# Task to carry out
Identify each line holding the string "tooling" and copy it.

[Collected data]

---

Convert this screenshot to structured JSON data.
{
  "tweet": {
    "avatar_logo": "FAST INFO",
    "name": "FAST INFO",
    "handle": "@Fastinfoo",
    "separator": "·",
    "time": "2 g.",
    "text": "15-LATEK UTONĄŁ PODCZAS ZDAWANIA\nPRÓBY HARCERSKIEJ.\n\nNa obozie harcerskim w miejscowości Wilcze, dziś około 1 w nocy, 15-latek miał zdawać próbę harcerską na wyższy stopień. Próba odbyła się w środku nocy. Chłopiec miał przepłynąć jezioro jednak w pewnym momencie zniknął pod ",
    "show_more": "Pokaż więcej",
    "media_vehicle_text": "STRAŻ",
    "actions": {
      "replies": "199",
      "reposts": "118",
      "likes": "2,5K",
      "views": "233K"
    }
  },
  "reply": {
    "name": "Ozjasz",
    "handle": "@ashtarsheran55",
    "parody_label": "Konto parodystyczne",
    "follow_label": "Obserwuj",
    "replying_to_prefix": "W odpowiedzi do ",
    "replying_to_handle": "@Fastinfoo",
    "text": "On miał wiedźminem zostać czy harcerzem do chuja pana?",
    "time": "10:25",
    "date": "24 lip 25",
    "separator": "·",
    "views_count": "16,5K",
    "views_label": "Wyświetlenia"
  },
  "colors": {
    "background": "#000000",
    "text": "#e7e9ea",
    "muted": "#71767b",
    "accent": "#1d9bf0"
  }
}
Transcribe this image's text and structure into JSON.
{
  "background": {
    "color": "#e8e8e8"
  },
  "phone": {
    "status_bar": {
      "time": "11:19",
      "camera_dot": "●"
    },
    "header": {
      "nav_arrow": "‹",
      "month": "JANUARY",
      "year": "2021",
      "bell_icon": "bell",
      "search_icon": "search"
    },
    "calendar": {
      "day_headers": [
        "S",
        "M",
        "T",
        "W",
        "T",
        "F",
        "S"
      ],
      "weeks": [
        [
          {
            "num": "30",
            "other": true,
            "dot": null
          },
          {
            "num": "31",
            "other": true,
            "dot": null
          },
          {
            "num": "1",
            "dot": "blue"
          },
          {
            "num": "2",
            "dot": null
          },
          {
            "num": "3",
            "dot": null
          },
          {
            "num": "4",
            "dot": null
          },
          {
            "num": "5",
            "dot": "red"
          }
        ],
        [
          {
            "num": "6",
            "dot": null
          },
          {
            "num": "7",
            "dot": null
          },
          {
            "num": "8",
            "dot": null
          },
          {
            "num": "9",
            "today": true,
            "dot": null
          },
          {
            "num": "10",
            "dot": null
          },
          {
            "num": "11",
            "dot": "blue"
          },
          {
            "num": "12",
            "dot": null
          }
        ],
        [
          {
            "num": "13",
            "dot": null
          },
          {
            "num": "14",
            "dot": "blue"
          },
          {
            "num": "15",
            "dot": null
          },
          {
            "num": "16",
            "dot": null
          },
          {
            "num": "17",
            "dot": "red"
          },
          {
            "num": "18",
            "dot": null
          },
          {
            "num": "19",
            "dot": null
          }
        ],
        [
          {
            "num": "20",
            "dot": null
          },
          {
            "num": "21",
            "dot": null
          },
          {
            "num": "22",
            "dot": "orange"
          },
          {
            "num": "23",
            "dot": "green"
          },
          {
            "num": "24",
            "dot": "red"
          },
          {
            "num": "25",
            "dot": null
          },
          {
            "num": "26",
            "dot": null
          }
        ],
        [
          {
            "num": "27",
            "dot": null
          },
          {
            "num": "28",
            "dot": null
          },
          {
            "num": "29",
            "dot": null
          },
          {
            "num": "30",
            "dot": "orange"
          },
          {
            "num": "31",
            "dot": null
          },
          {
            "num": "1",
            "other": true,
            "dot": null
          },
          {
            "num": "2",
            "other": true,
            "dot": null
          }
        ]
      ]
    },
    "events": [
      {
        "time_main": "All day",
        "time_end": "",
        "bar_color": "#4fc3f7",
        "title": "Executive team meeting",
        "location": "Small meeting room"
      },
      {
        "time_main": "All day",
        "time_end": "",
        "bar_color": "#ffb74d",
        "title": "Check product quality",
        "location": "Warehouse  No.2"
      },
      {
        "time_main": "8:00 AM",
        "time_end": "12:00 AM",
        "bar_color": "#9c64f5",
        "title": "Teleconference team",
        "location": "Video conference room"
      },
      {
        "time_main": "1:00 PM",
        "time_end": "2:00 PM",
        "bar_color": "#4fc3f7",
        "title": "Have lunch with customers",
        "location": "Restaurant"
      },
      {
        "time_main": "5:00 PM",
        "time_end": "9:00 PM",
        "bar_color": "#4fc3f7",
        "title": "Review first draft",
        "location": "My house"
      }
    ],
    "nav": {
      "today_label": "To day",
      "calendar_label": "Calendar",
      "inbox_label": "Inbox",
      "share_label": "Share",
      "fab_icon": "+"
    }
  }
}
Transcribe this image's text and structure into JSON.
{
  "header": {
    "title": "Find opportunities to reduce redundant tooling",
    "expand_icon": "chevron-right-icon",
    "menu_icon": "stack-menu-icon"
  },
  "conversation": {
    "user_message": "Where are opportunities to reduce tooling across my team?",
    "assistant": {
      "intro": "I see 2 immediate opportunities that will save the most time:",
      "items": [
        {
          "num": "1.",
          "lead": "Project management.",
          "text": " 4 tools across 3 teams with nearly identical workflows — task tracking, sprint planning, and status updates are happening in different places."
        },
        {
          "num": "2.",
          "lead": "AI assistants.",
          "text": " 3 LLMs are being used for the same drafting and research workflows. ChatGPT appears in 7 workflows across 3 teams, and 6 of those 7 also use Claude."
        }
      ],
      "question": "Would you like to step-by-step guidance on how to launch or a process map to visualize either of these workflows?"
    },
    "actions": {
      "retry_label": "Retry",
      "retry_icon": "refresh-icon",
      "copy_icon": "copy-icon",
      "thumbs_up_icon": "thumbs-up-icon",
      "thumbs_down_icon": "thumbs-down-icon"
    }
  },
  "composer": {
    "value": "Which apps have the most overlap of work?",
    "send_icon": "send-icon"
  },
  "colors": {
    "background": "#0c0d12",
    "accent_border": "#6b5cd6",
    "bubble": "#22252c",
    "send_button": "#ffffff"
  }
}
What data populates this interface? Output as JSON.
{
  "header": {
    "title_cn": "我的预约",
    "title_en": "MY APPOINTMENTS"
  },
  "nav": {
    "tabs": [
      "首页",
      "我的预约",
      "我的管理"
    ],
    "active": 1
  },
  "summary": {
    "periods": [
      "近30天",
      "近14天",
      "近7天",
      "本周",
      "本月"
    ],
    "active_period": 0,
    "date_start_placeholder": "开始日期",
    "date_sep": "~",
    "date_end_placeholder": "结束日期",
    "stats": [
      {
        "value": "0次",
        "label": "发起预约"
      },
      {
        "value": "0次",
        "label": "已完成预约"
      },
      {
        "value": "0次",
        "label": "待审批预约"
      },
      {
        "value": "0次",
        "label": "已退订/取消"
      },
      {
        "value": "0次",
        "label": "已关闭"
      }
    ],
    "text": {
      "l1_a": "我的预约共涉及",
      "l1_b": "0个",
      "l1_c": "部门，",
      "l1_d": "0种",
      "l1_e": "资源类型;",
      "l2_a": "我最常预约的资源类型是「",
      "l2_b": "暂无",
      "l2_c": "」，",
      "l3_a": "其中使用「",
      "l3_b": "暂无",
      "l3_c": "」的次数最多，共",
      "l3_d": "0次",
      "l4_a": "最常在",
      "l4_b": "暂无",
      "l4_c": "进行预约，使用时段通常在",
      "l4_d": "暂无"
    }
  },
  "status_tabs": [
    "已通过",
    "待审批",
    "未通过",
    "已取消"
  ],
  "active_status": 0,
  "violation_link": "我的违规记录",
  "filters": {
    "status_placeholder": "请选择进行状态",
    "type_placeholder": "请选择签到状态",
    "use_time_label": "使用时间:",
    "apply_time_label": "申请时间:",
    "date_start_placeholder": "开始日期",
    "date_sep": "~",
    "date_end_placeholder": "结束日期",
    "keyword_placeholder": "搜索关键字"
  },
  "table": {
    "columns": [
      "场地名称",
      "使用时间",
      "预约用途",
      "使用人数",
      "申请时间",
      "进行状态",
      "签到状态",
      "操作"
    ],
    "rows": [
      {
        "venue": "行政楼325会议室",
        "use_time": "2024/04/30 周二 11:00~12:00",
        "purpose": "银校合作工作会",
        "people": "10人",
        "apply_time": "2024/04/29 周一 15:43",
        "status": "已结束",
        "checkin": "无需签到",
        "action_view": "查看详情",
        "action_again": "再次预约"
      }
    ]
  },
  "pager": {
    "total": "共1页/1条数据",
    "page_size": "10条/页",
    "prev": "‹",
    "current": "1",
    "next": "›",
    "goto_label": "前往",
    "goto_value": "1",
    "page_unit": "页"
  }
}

---

# Answer in full
    "title": "Find opportunities to reduce redundant tooling",
    "user_message": "Where are opportunities to reduce tooling across my team?",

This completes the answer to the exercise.